Problem details
Give the data below again, word for word.

Listing
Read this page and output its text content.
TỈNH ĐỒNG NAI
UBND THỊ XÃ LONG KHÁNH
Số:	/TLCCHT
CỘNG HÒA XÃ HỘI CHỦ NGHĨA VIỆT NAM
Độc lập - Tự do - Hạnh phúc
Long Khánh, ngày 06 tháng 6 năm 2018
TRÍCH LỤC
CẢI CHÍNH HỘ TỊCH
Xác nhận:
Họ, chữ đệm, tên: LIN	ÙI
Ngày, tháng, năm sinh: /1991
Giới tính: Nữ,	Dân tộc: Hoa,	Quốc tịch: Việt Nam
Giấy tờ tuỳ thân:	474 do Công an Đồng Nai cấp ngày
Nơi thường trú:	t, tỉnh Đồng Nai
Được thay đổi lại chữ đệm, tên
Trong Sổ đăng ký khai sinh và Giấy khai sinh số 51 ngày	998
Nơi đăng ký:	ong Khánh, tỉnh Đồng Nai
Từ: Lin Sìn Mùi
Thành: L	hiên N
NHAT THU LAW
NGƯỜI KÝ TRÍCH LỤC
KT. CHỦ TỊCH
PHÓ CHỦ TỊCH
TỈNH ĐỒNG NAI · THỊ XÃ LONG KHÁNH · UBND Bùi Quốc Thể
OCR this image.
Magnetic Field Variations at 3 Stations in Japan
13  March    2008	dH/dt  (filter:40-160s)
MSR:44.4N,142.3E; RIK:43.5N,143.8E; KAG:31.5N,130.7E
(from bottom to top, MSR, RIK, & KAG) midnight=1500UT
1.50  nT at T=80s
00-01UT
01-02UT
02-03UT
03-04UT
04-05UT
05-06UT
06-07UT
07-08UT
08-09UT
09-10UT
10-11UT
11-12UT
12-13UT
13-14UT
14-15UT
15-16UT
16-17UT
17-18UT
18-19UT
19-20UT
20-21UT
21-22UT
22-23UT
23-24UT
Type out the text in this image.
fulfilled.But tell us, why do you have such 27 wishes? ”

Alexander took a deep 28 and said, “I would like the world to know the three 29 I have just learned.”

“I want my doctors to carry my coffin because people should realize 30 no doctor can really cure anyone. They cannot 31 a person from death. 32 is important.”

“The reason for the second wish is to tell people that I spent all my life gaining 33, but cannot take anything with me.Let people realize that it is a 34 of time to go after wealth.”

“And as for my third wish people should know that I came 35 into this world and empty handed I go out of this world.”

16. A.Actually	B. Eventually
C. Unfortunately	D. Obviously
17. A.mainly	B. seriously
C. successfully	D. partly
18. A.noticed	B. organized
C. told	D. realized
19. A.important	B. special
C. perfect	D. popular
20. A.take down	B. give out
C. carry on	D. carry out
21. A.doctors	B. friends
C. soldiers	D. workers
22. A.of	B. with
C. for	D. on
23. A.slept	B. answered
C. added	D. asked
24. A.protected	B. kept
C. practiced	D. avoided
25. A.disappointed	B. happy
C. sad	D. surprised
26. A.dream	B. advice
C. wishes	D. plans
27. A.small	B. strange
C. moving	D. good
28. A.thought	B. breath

Written reply
Read this page and output its text content.
TỈNH ĐỒNG NAI
UBND THỊ XÃ LONG KHÁNH
Số:	/TLCCHT
CỘNG HÒA XÃ HỘI CHỦ NGHĨA VIỆT NAM
Độc lập - Tự do - Hạnh phúc
Long Khánh, ngày 06 tháng 6 năm 2018
TRÍCH LỤC
CẢI CHÍNH HỘ TỊCH
Xác nhận:
Họ, chữ đệm, tên: LIN	ÙI
Ngày, tháng, năm sinh: /1991
Giới tính: Nữ,	Dân tộc: Hoa,	Quốc tịch: Việt Nam
Giấy tờ tuỳ thân:	474 do Công an Đồng Nai cấp ngày
Nơi thường trú:	t, tỉnh Đồng Nai
Được thay đổi lại chữ đệm, tên
Trong Sổ đăng ký khai sinh và Giấy khai sinh số 51 ngày	998
Nơi đăng ký:	ong Khánh, tỉnh Đồng Nai
Từ: Lin Sìn Mùi
Thành: L	hiên N
NHAT THU LAW
NGƯỜI KÝ TRÍCH LỤC
KT. CHỦ TỊCH
PHÓ CHỦ TỊCH
TỈNH ĐỒNG NAI · THỊ XÃ LONG KHÁNH · UBND Bùi Quốc Thể
OCR this image.
Magnetic Field Variations at 3 Stations in Japan
13  March    2008	dH/dt  (filter:40-160s)
MSR:44.4N,142.3E; RIK:43.5N,143.8E; KAG:31.5N,130.7E
(from bottom to top, MSR, RIK, & KAG) midnight=1500UT
1.50  nT at T=80s
00-01UT
01-02UT
02-03UT
03-04UT
04-05UT
05-06UT
06-07UT
07-08UT
08-09UT
09-10UT
10-11UT
11-12UT
12-13UT
13-14UT
14-15UT
15-16UT
16-17UT
17-18UT
18-19UT
19-20UT
20-21UT
21-22UT
22-23UT
23-24UT
Type out the text in this image.
fulfilled.But tell us, why do you have such 27 wishes? ”

Alexander took a deep 28 and said, “I would like the world to know the three 29 I have just learned.”

“I want my doctors to carry my coffin because people should realize 30 no doctor can really cure anyone. They cannot 31 a person from death. 32 is important.”

“The reason for the second wish is to tell people that I spent all my life gaining 33, but cannot take anything with me.Let people realize that it is a 34 of time to go after wealth.”

“And as for my third wish people should know that I came 35 into this world and empty handed I go out of this world.”

16. A.Actually	B. Eventually
C. Unfortunately	D. Obviously
17. A.mainly	B. seriously
C. successfully	D. partly
18. A.noticed	B. organized
C. told	D. realized
19. A.important	B. special
C. perfect	D. popular
20. A.take down	B. give out
C. carry on	D. carry out
21. A.doctors	B. friends
C. soldiers	D. workers
22. A.of	B. with
C. for	D. on
23. A.slept	B. answered
C. added	D. asked
24. A.protected	B. kept
C. practiced	D. avoided
25. A.disappointed	B. happy
C. sad	D. surprised
26. A.dream	B. advice
C. wishes	D. plans
27. A.small	B. strange
C. moving	D. good
28. A.thought	B. breath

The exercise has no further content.